Output the material word for word. Leave each picture out.

======== EXTRACTED ENTRIES ========

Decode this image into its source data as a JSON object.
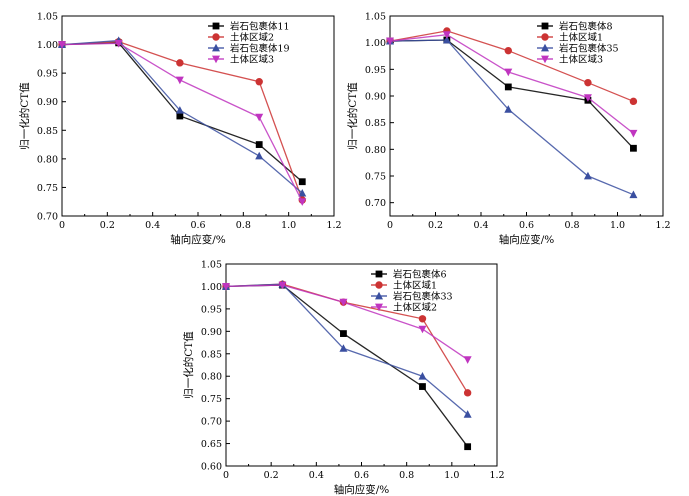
{
  "chart_data": [
    {
      "type": "line",
      "xlabel": "轴向应变/%",
      "ylabel": "归一化的CT值",
      "xlim": [
        0,
        1.2
      ],
      "ylim": [
        0.7,
        1.05
      ],
      "xticks": [
        "0",
        "0.2",
        "0.4",
        "0.6",
        "0.8",
        "1.0",
        "1.2"
      ],
      "yticks": [
        "0.70",
        "0.75",
        "0.80",
        "0.85",
        "0.90",
        "0.95",
        "1.00",
        "1.05"
      ],
      "grid": false,
      "legend_position": "top-right",
      "series": [
        {
          "name": "岩石包裹体11",
          "color": "#000000",
          "marker": "square",
          "x": [
            0,
            0.25,
            0.52,
            0.87,
            1.06
          ],
          "y": [
            1.0,
            1.003,
            0.875,
            0.825,
            0.76
          ]
        },
        {
          "name": "土体区域2",
          "color": "#cc3333",
          "marker": "circle",
          "x": [
            0,
            0.25,
            0.52,
            0.87,
            1.06
          ],
          "y": [
            1.0,
            1.005,
            0.968,
            0.935,
            0.728
          ]
        },
        {
          "name": "岩石包裹体19",
          "color": "#3a4fa0",
          "marker": "triangle-up",
          "x": [
            0,
            0.25,
            0.52,
            0.87,
            1.06
          ],
          "y": [
            1.0,
            1.007,
            0.885,
            0.805,
            0.74
          ]
        },
        {
          "name": "土体区域3",
          "color": "#c035c0",
          "marker": "triangle-down",
          "x": [
            0,
            0.25,
            0.52,
            0.87,
            1.06
          ],
          "y": [
            1.0,
            1.002,
            0.938,
            0.873,
            0.725
          ]
        }
      ]
    },
    {
      "type": "line",
      "xlabel": "轴向应变/%",
      "ylabel": "归一化的CT值",
      "xlim": [
        0,
        1.2
      ],
      "ylim": [
        0.675,
        1.05
      ],
      "xticks": [
        "0",
        "0.2",
        "0.4",
        "0.6",
        "0.8",
        "1.0",
        "1.2"
      ],
      "yticks": [
        "0.70",
        "0.75",
        "0.80",
        "0.85",
        "0.90",
        "0.95",
        "1.00",
        "1.05"
      ],
      "grid": false,
      "legend_position": "top-right",
      "series": [
        {
          "name": "岩石包裹体8",
          "color": "#000000",
          "marker": "square",
          "x": [
            0,
            0.25,
            0.52,
            0.87,
            1.07
          ],
          "y": [
            1.003,
            1.005,
            0.917,
            0.892,
            0.802
          ]
        },
        {
          "name": "土体区域1",
          "color": "#cc3333",
          "marker": "circle",
          "x": [
            0,
            0.25,
            0.52,
            0.87,
            1.07
          ],
          "y": [
            1.003,
            1.022,
            0.985,
            0.925,
            0.89
          ]
        },
        {
          "name": "岩石包裹体35",
          "color": "#3a4fa0",
          "marker": "triangle-up",
          "x": [
            0,
            0.25,
            0.52,
            0.87,
            1.07
          ],
          "y": [
            1.003,
            1.005,
            0.875,
            0.75,
            0.715
          ]
        },
        {
          "name": "土体区域3",
          "color": "#c035c0",
          "marker": "triangle-down",
          "x": [
            0,
            0.25,
            0.52,
            0.87,
            1.07
          ],
          "y": [
            1.003,
            1.015,
            0.945,
            0.897,
            0.83
          ]
        }
      ]
    },
    {
      "type": "line",
      "xlabel": "轴向应变/%",
      "ylabel": "归一化的CT值",
      "xlim": [
        0,
        1.2
      ],
      "ylim": [
        0.6,
        1.05
      ],
      "xticks": [
        "0",
        "0.2",
        "0.4",
        "0.6",
        "0.8",
        "1.0",
        "1.2"
      ],
      "yticks": [
        "0.60",
        "0.65",
        "0.70",
        "0.75",
        "0.80",
        "0.85",
        "0.90",
        "0.95",
        "1.00",
        "1.05"
      ],
      "grid": false,
      "legend_position": "top-right",
      "series": [
        {
          "name": "岩石包裹体6",
          "color": "#000000",
          "marker": "square",
          "x": [
            0,
            0.25,
            0.52,
            0.87,
            1.07
          ],
          "y": [
            1.0,
            1.003,
            0.895,
            0.777,
            0.643
          ]
        },
        {
          "name": "土体区域1",
          "color": "#cc3333",
          "marker": "circle",
          "x": [
            0,
            0.25,
            0.52,
            0.87,
            1.07
          ],
          "y": [
            1.0,
            1.005,
            0.965,
            0.928,
            0.763
          ]
        },
        {
          "name": "岩石包裹体33",
          "color": "#3a4fa0",
          "marker": "triangle-up",
          "x": [
            0,
            0.25,
            0.52,
            0.87,
            1.07
          ],
          "y": [
            1.0,
            1.005,
            0.862,
            0.8,
            0.715
          ]
        },
        {
          "name": "土体区域2",
          "color": "#c035c0",
          "marker": "triangle-down",
          "x": [
            0,
            0.25,
            0.52,
            0.87,
            1.07
          ],
          "y": [
            1.0,
            1.003,
            0.965,
            0.905,
            0.837
          ]
        }
      ]
    }
  ]
}
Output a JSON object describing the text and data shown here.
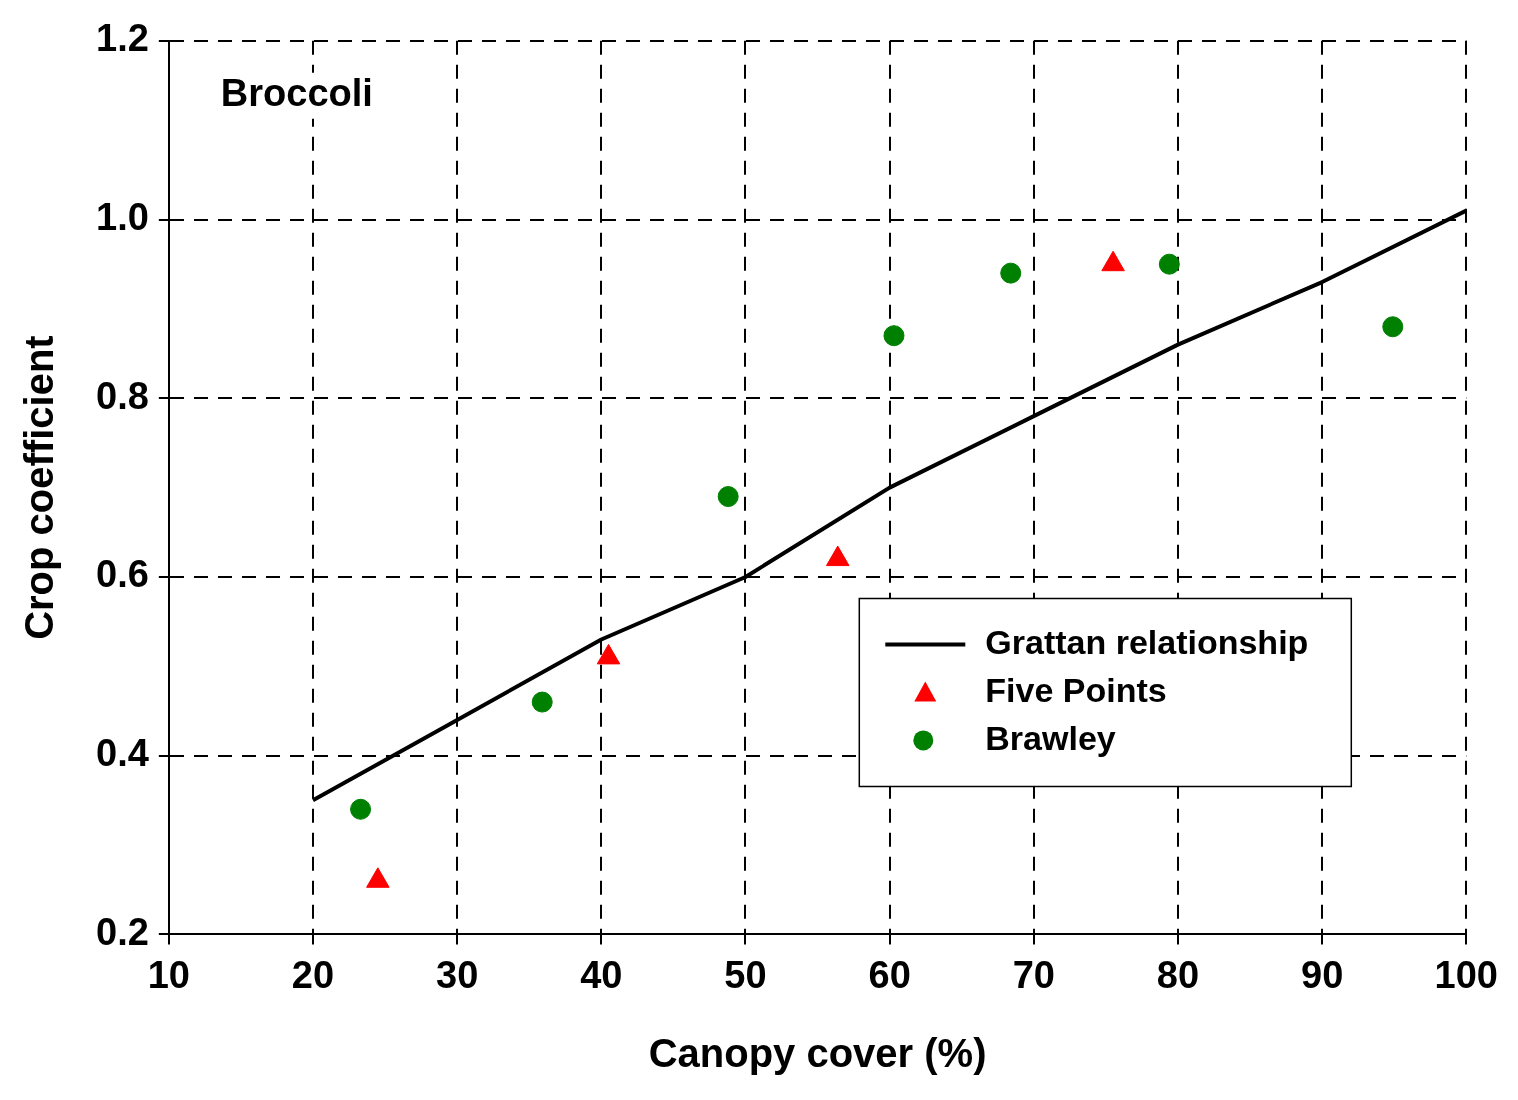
{
  "chart_data": {
    "type": "scatter",
    "xlabel": "Canopy cover (%)",
    "ylabel": "Crop coefficient",
    "annotations": [
      "Broccoli"
    ],
    "xlim": [
      10,
      100
    ],
    "xticks": [
      10,
      20,
      30,
      40,
      50,
      60,
      70,
      80,
      90,
      100
    ],
    "ylim": [
      0.2,
      1.2
    ],
    "yticks": [
      {
        "value": 0.2,
        "label": "0.2"
      },
      {
        "value": 0.4,
        "label": "0.4"
      },
      {
        "value": 0.6,
        "label": "0.6"
      },
      {
        "value": 0.8,
        "label": "0.8"
      },
      {
        "value": 1.0,
        "label": "1.0"
      },
      {
        "value": 1.2,
        "label": "1.2"
      }
    ],
    "grid": true,
    "legend": "bottom right",
    "series": [
      {
        "name": "Grattan relationship",
        "type": "line",
        "color": "#000000",
        "marker": "none",
        "line_style": "solid",
        "x": [
          20,
          30,
          40,
          50,
          60,
          70,
          80,
          90,
          100
        ],
        "values": [
          0.35,
          0.44,
          0.53,
          0.6,
          0.7,
          0.78,
          0.86,
          0.93,
          1.01
        ]
      },
      {
        "name": "Five Points",
        "type": "scatter",
        "color": "#ff0000",
        "marker": "triangle",
        "x": [
          24.5,
          40.5,
          56.4,
          75.5
        ],
        "values": [
          0.26,
          0.51,
          0.62,
          0.95
        ]
      },
      {
        "name": "Brawley",
        "type": "scatter",
        "color": "#008000",
        "marker": "circle",
        "x": [
          23.3,
          35.9,
          48.8,
          60.3,
          68.4,
          79.4,
          94.9
        ],
        "values": [
          0.34,
          0.46,
          0.69,
          0.87,
          0.94,
          0.95,
          0.88
        ]
      }
    ]
  }
}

========

RESULT FOR THIS EXERCISE:
Decode this image into its source data as a JSON object.
{
  "chart_data": [
    {
      "type": "line",
      "xlabel": "轴向应变/%",
      "ylabel": "归一化的CT值",
      "xlim": [
        0,
        1.2
      ],
      "ylim": [
        0.7,
        1.05
      ],
      "xticks": [
        "0",
        "0.2",
        "0.4",
        "0.6",
        "0.8",
        "1.0",
        "1.2"
      ],
      "yticks": [
        "0.70",
        "0.75",
        "0.80",
        "0.85",
        "0.90",
        "0.95",
        "1.00",
        "1.05"
      ],
      "grid": false,
      "legend_position": "top-right",
      "series": [
        {
          "name": "岩石包裹体11",
          "color": "#000000",
          "marker": "square",
          "x": [
            0,
            0.25,
            0.52,
            0.87,
            1.06
          ],
          "y": [
            1.0,
            1.003,
            0.875,
            0.825,
            0.76
          ]
        },
        {
          "name": "土体区域2",
          "color": "#cc3333",
          "marker": "circle",
          "x": [
            0,
            0.25,
            0.52,
            0.87,
            1.06
          ],
          "y": [
            1.0,
            1.005,
            0.968,
            0.935,
            0.728
          ]
        },
        {
          "name": "岩石包裹体19",
          "color": "#3a4fa0",
          "marker": "triangle-up",
          "x": [
            0,
            0.25,
            0.52,
            0.87,
            1.06
          ],
          "y": [
            1.0,
            1.007,
            0.885,
            0.805,
            0.74
          ]
        },
        {
          "name": "土体区域3",
          "color": "#c035c0",
          "marker": "triangle-down",
          "x": [
            0,
            0.25,
            0.52,
            0.87,
            1.06
          ],
          "y": [
            1.0,
            1.002,
            0.938,
            0.873,
            0.725
          ]
        }
      ]
    },
    {
      "type": "line",
      "xlabel": "轴向应变/%",
      "ylabel": "归一化的CT值",
      "xlim": [
        0,
        1.2
      ],
      "ylim": [
        0.675,
        1.05
      ],
      "xticks": [
        "0",
        "0.2",
        "0.4",
        "0.6",
        "0.8",
        "1.0",
        "1.2"
      ],
      "yticks": [
        "0.70",
        "0.75",
        "0.80",
        "0.85",
        "0.90",
        "0.95",
        "1.00",
        "1.05"
      ],
      "grid": false,
      "legend_position": "top-right",
      "series": [
        {
          "name": "岩石包裹体8",
          "color": "#000000",
          "marker": "square",
          "x": [
            0,
            0.25,
            0.52,
            0.87,
            1.07
          ],
          "y": [
            1.003,
            1.005,
            0.917,
            0.892,
            0.802
          ]
        },
        {
          "name": "土体区域1",
          "color": "#cc3333",
          "marker": "circle",
          "x": [
            0,
            0.25,
            0.52,
            0.87,
            1.07
          ],
          "y": [
            1.003,
            1.022,
            0.985,
            0.925,
            0.89
          ]
        },
        {
          "name": "岩石包裹体35",
          "color": "#3a4fa0",
          "marker": "triangle-up",
          "x": [
            0,
            0.25,
            0.52,
            0.87,
            1.07
          ],
          "y": [
            1.003,
            1.005,
            0.875,
            0.75,
            0.715
          ]
        },
        {
          "name": "土体区域3",
          "color": "#c035c0",
          "marker": "triangle-down",
          "x": [
            0,
            0.25,
            0.52,
            0.87,
            1.07
          ],
          "y": [
            1.003,
            1.015,
            0.945,
            0.897,
            0.83
          ]
        }
      ]
    },
    {
      "type": "line",
      "xlabel": "轴向应变/%",
      "ylabel": "归一化的CT值",
      "xlim": [
        0,
        1.2
      ],
      "ylim": [
        0.6,
        1.05
      ],
      "xticks": [
        "0",
        "0.2",
        "0.4",
        "0.6",
        "0.8",
        "1.0",
        "1.2"
      ],
      "yticks": [
        "0.60",
        "0.65",
        "0.70",
        "0.75",
        "0.80",
        "0.85",
        "0.90",
        "0.95",
        "1.00",
        "1.05"
      ],
      "grid": false,
      "legend_position": "top-right",
      "series": [
        {
          "name": "岩石包裹体6",
          "color": "#000000",
          "marker": "square",
          "x": [
            0,
            0.25,
            0.52,
            0.87,
            1.07
          ],
          "y": [
            1.0,
            1.003,
            0.895,
            0.777,
            0.643
          ]
        },
        {
          "name": "土体区域1",
          "color": "#cc3333",
          "marker": "circle",
          "x": [
            0,
            0.25,
            0.52,
            0.87,
            1.07
          ],
          "y": [
            1.0,
            1.005,
            0.965,
            0.928,
            0.763
          ]
        },
        {
          "name": "岩石包裹体33",
          "color": "#3a4fa0",
          "marker": "triangle-up",
          "x": [
            0,
            0.25,
            0.52,
            0.87,
            1.07
          ],
          "y": [
            1.0,
            1.005,
            0.862,
            0.8,
            0.715
          ]
        },
        {
          "name": "土体区域2",
          "color": "#c035c0",
          "marker": "triangle-down",
          "x": [
            0,
            0.25,
            0.52,
            0.87,
            1.07
          ],
          "y": [
            1.0,
            1.003,
            0.965,
            0.905,
            0.837
          ]
        }
      ]
    }
  ]
}
Output a JSON object describing the text and data shown here.
{
  "chart_data": {
    "type": "scatter",
    "xlabel": "Canopy cover (%)",
    "ylabel": "Crop coefficient",
    "annotations": [
      "Broccoli"
    ],
    "xlim": [
      10,
      100
    ],
    "xticks": [
      10,
      20,
      30,
      40,
      50,
      60,
      70,
      80,
      90,
      100
    ],
    "ylim": [
      0.2,
      1.2
    ],
    "yticks": [
      {
        "value": 0.2,
        "label": "0.2"
      },
      {
        "value": 0.4,
        "label": "0.4"
      },
      {
        "value": 0.6,
        "label": "0.6"
      },
      {
        "value": 0.8,
        "label": "0.8"
      },
      {
        "value": 1.0,
        "label": "1.0"
      },
      {
        "value": 1.2,
        "label": "1.2"
      }
    ],
    "grid": true,
    "legend": "bottom right",
    "series": [
      {
        "name": "Grattan relationship",
        "type": "line",
        "color": "#000000",
        "marker": "none",
        "line_style": "solid",
        "x": [
          20,
          30,
          40,
          50,
          60,
          70,
          80,
          90,
          100
        ],
        "values": [
          0.35,
          0.44,
          0.53,
          0.6,
          0.7,
          0.78,
          0.86,
          0.93,
          1.01
        ]
      },
      {
        "name": "Five Points",
        "type": "scatter",
        "color": "#ff0000",
        "marker": "triangle",
        "x": [
          24.5,
          40.5,
          56.4,
          75.5
        ],
        "values": [
          0.26,
          0.51,
          0.62,
          0.95
        ]
      },
      {
        "name": "Brawley",
        "type": "scatter",
        "color": "#008000",
        "marker": "circle",
        "x": [
          23.3,
          35.9,
          48.8,
          60.3,
          68.4,
          79.4,
          94.9
        ],
        "values": [
          0.34,
          0.46,
          0.69,
          0.87,
          0.94,
          0.95,
          0.88
        ]
      }
    ]
  }
}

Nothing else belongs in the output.